--- start of SUPPLIED DATA ---
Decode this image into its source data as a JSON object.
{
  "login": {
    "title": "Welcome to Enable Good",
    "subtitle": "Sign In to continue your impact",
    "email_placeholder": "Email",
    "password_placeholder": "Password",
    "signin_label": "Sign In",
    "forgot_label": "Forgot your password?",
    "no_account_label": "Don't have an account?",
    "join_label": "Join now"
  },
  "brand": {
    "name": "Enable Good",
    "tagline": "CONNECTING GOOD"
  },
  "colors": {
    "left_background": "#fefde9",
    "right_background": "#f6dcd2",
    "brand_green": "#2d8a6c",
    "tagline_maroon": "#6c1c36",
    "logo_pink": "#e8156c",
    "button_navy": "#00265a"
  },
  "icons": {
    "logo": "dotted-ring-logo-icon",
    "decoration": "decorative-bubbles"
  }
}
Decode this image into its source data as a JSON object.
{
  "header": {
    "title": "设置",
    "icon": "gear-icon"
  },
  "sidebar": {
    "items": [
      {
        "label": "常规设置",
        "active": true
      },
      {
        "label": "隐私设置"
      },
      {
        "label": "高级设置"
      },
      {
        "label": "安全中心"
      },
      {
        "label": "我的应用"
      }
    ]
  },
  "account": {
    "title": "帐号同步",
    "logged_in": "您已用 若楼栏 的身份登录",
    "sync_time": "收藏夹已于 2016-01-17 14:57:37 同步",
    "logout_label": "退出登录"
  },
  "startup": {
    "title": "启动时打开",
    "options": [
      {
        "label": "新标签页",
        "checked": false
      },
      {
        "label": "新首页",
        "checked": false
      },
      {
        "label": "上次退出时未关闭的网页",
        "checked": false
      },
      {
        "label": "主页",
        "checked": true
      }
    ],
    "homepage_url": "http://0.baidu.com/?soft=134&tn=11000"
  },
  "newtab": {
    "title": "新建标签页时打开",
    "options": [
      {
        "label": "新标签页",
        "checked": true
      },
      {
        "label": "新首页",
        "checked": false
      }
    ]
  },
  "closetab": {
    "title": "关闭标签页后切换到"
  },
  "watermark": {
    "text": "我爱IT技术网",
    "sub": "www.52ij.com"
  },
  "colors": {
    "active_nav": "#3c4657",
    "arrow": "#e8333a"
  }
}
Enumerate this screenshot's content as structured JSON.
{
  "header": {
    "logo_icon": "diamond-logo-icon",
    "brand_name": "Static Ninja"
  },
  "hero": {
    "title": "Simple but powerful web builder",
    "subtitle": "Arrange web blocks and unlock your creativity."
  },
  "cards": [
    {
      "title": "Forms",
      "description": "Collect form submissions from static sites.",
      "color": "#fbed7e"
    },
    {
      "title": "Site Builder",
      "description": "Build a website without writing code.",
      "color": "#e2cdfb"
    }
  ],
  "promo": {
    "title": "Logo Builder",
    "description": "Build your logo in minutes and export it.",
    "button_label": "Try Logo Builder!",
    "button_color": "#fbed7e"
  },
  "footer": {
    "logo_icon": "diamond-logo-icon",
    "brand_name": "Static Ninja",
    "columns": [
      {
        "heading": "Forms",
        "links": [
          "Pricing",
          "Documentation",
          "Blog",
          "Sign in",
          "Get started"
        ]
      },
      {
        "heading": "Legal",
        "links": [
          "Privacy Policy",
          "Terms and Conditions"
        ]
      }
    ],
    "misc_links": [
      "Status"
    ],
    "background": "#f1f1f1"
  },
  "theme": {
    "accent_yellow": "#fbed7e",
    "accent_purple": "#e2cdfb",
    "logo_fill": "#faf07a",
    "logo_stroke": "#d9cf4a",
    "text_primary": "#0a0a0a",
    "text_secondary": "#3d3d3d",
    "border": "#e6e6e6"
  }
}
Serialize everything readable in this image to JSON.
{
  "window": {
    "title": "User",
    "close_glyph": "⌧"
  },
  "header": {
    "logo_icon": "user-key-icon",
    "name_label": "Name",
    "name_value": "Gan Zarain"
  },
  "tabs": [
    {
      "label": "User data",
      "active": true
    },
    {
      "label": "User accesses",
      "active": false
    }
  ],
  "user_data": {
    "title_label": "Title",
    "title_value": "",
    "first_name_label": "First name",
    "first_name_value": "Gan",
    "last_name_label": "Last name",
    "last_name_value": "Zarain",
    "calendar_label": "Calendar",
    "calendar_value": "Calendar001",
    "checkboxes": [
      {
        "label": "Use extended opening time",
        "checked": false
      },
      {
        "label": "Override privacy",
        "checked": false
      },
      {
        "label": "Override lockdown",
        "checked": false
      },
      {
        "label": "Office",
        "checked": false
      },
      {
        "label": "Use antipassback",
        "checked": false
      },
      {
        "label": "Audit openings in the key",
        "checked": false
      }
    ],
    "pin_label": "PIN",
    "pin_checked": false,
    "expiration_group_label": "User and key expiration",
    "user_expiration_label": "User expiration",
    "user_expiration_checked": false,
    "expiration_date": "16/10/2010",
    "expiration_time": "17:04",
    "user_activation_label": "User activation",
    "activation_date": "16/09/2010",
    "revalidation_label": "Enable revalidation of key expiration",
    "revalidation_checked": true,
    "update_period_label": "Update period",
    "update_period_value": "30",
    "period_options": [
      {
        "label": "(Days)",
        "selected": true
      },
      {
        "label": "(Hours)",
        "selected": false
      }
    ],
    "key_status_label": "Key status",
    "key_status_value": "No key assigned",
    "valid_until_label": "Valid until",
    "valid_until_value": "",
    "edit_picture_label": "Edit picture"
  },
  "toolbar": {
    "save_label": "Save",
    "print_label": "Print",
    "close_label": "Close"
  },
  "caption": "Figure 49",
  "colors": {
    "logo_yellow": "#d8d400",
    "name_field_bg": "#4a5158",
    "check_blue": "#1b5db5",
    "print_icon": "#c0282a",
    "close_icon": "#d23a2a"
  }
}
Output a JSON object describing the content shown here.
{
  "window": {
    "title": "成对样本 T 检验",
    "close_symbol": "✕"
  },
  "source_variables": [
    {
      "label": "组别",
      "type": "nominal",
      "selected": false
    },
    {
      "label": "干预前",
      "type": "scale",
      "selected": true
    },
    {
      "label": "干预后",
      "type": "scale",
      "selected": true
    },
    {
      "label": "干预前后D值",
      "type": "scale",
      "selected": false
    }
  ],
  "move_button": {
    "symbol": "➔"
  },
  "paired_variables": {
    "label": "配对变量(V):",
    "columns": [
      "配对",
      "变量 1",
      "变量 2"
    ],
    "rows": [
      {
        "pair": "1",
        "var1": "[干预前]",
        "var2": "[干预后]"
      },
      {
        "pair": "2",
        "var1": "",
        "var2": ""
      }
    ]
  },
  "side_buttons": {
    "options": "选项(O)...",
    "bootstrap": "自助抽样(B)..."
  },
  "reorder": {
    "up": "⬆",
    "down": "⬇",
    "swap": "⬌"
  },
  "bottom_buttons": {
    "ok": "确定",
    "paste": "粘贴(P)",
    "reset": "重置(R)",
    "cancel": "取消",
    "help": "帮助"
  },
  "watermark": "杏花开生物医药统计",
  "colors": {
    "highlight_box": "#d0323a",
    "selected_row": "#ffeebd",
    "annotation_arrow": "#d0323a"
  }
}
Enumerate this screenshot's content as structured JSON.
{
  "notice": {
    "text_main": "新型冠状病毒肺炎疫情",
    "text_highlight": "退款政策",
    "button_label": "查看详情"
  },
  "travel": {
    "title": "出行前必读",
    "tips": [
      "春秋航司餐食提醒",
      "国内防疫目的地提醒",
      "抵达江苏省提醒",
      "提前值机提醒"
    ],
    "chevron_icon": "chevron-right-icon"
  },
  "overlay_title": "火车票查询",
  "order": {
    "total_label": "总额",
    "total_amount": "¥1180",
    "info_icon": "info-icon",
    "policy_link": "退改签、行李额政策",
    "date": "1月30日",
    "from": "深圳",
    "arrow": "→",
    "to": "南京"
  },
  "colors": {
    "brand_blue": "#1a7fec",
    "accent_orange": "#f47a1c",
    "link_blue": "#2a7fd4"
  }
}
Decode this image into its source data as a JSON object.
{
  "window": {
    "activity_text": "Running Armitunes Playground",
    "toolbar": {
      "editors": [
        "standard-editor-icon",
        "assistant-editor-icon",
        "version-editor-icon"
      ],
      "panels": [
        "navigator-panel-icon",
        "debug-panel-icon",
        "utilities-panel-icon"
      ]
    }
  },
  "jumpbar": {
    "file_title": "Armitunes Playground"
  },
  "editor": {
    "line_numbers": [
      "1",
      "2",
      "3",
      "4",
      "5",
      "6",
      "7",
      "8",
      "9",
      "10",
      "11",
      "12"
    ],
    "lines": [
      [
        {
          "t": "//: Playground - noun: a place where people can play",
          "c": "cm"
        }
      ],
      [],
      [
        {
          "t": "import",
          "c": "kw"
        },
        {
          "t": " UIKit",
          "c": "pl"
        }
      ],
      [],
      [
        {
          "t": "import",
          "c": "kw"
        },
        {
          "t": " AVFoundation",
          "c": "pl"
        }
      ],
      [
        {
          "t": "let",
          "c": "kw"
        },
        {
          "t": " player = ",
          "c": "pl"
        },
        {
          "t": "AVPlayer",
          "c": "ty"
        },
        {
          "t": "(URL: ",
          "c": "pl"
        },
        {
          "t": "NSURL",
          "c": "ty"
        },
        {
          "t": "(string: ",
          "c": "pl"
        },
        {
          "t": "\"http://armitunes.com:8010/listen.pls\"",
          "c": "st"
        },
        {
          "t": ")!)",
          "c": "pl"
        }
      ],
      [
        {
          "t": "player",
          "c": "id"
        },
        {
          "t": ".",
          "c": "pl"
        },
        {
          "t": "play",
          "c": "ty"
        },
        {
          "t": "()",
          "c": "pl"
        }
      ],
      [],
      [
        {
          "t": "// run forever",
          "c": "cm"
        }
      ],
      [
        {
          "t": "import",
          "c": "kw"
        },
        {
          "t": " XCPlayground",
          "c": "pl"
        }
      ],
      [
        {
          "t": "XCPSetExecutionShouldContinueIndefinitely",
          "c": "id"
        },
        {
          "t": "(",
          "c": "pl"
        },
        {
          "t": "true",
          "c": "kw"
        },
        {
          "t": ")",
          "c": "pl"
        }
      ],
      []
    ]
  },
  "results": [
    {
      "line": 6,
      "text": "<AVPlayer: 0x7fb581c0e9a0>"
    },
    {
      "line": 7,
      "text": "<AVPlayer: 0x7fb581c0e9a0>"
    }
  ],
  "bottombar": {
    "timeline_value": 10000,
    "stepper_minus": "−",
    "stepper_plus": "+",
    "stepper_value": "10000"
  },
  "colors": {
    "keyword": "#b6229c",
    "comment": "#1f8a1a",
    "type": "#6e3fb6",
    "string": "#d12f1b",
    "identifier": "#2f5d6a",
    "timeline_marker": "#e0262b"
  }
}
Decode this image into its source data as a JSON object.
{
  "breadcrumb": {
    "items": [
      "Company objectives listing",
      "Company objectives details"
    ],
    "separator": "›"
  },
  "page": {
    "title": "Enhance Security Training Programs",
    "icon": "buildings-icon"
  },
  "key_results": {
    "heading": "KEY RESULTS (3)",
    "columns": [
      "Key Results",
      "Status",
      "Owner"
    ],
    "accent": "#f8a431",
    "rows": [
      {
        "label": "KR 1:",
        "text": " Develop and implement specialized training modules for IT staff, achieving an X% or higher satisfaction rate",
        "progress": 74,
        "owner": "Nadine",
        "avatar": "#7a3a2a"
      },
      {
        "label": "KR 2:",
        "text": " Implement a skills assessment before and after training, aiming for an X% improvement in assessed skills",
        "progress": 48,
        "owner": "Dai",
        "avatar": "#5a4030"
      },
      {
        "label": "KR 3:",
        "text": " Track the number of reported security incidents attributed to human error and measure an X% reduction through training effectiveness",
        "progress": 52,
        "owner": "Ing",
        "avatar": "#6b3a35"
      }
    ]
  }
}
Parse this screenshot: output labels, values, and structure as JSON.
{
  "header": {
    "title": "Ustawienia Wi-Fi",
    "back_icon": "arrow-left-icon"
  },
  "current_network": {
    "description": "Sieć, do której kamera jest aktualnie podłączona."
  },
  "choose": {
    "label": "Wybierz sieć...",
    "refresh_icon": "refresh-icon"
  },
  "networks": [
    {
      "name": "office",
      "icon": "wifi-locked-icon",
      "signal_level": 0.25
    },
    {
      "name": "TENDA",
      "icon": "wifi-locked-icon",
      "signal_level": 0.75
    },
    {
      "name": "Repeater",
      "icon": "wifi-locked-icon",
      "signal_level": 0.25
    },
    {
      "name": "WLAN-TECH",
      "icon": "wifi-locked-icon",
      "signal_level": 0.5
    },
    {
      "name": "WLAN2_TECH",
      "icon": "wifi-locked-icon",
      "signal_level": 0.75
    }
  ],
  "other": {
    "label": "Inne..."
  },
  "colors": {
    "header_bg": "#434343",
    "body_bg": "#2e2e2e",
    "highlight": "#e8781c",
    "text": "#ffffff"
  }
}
--- end of SUPPLIED DATA ---
Give only the number of lines in the entries above that contain the string "avatar".

**THE REPLY**
3